**Aim:** Report, as a bare number, how many lines of the material below contain the word "label".

(Figure data in JSON)
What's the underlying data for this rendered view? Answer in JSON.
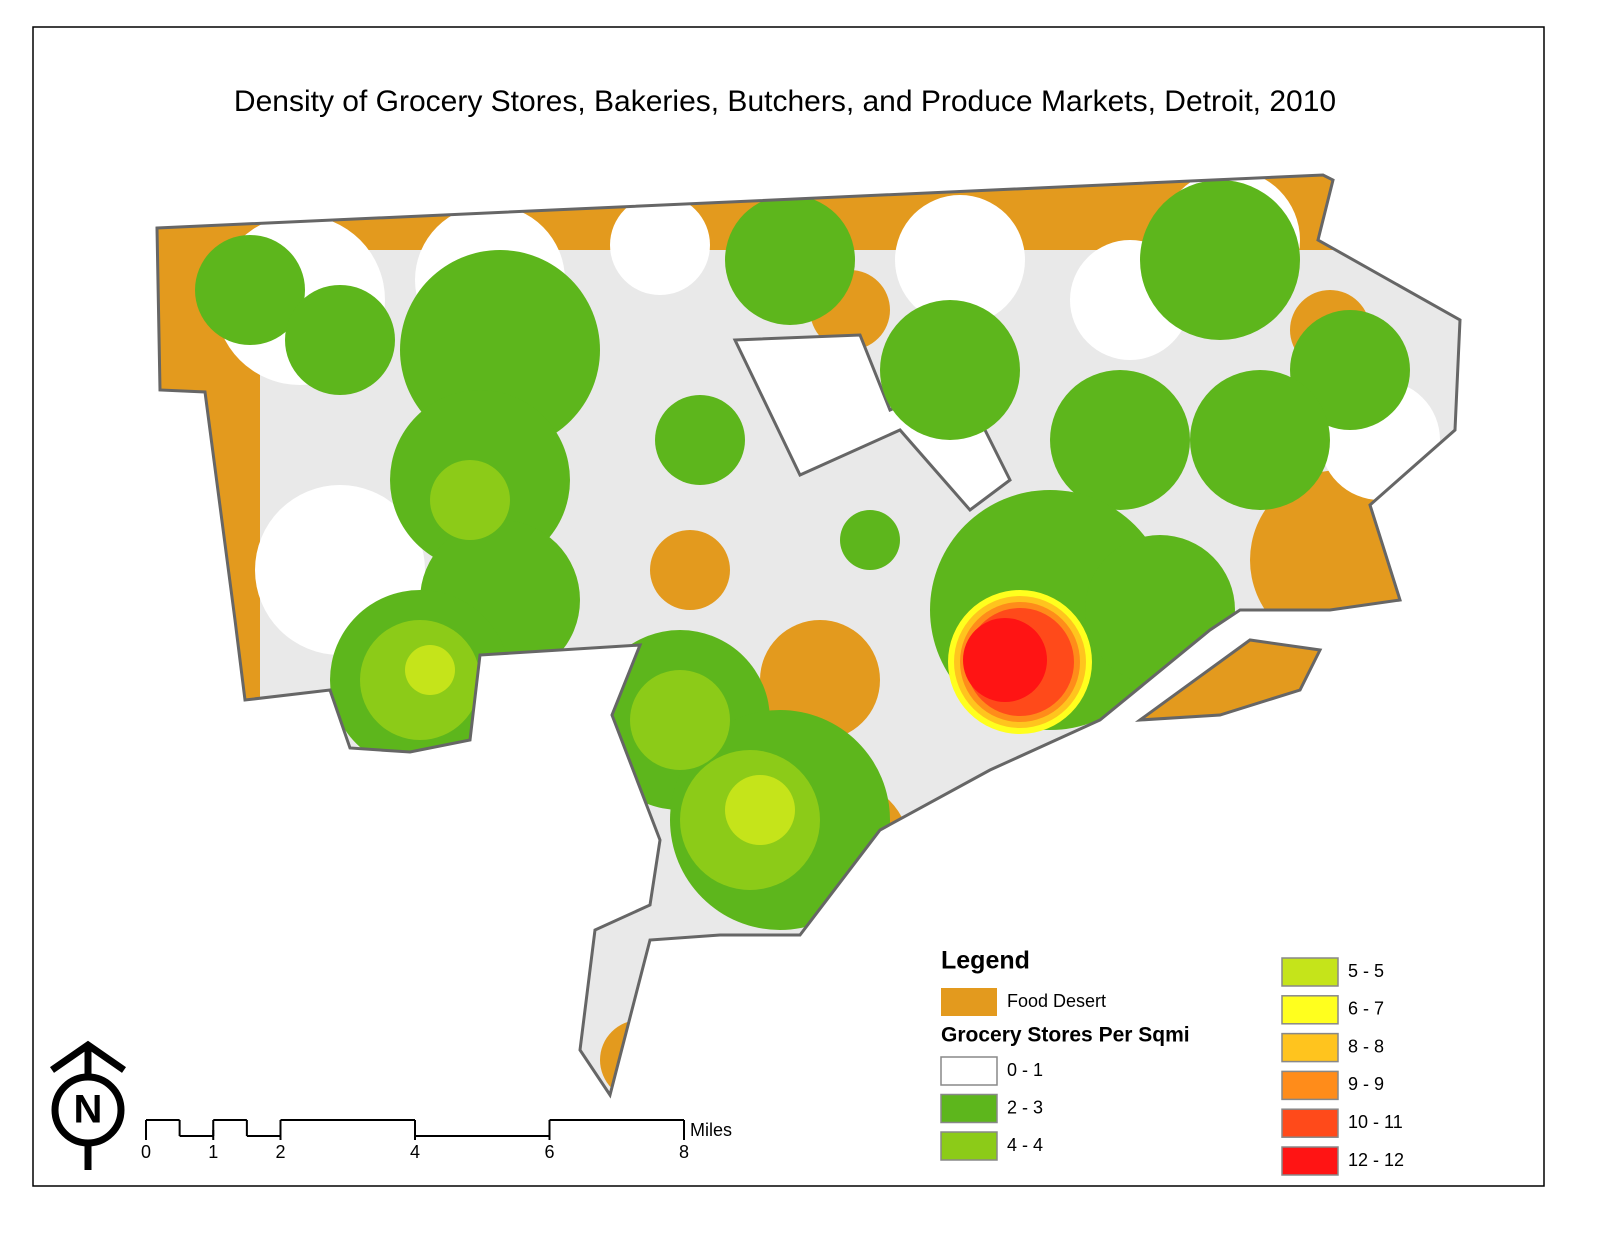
{
  "title": "Density of Grocery Stores, Bakeries, Butchers, and Produce Markets, Detroit, 2010",
  "legend": {
    "title": "Legend",
    "food_desert": {
      "label": "Food Desert",
      "color": "#e39a1e"
    },
    "density_title": "Grocery Stores Per Sqmi",
    "classes": [
      {
        "label": "0 - 1",
        "color": "#ffffff"
      },
      {
        "label": "2 - 3",
        "color": "#5db61c"
      },
      {
        "label": "4 - 4",
        "color": "#8ccb18"
      },
      {
        "label": "5 - 5",
        "color": "#c5e41a"
      },
      {
        "label": "6 - 7",
        "color": "#ffff1e"
      },
      {
        "label": "8 - 8",
        "color": "#ffc41e"
      },
      {
        "label": "9 - 9",
        "color": "#ff8c1a"
      },
      {
        "label": "10 - 11",
        "color": "#ff4a1a"
      },
      {
        "label": "12 - 12",
        "color": "#ff1414"
      }
    ]
  },
  "scale_bar": {
    "unit": "Miles",
    "ticks": [
      0,
      1,
      2,
      4,
      6,
      8
    ]
  },
  "north_arrow": "N"
}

**Output:** 10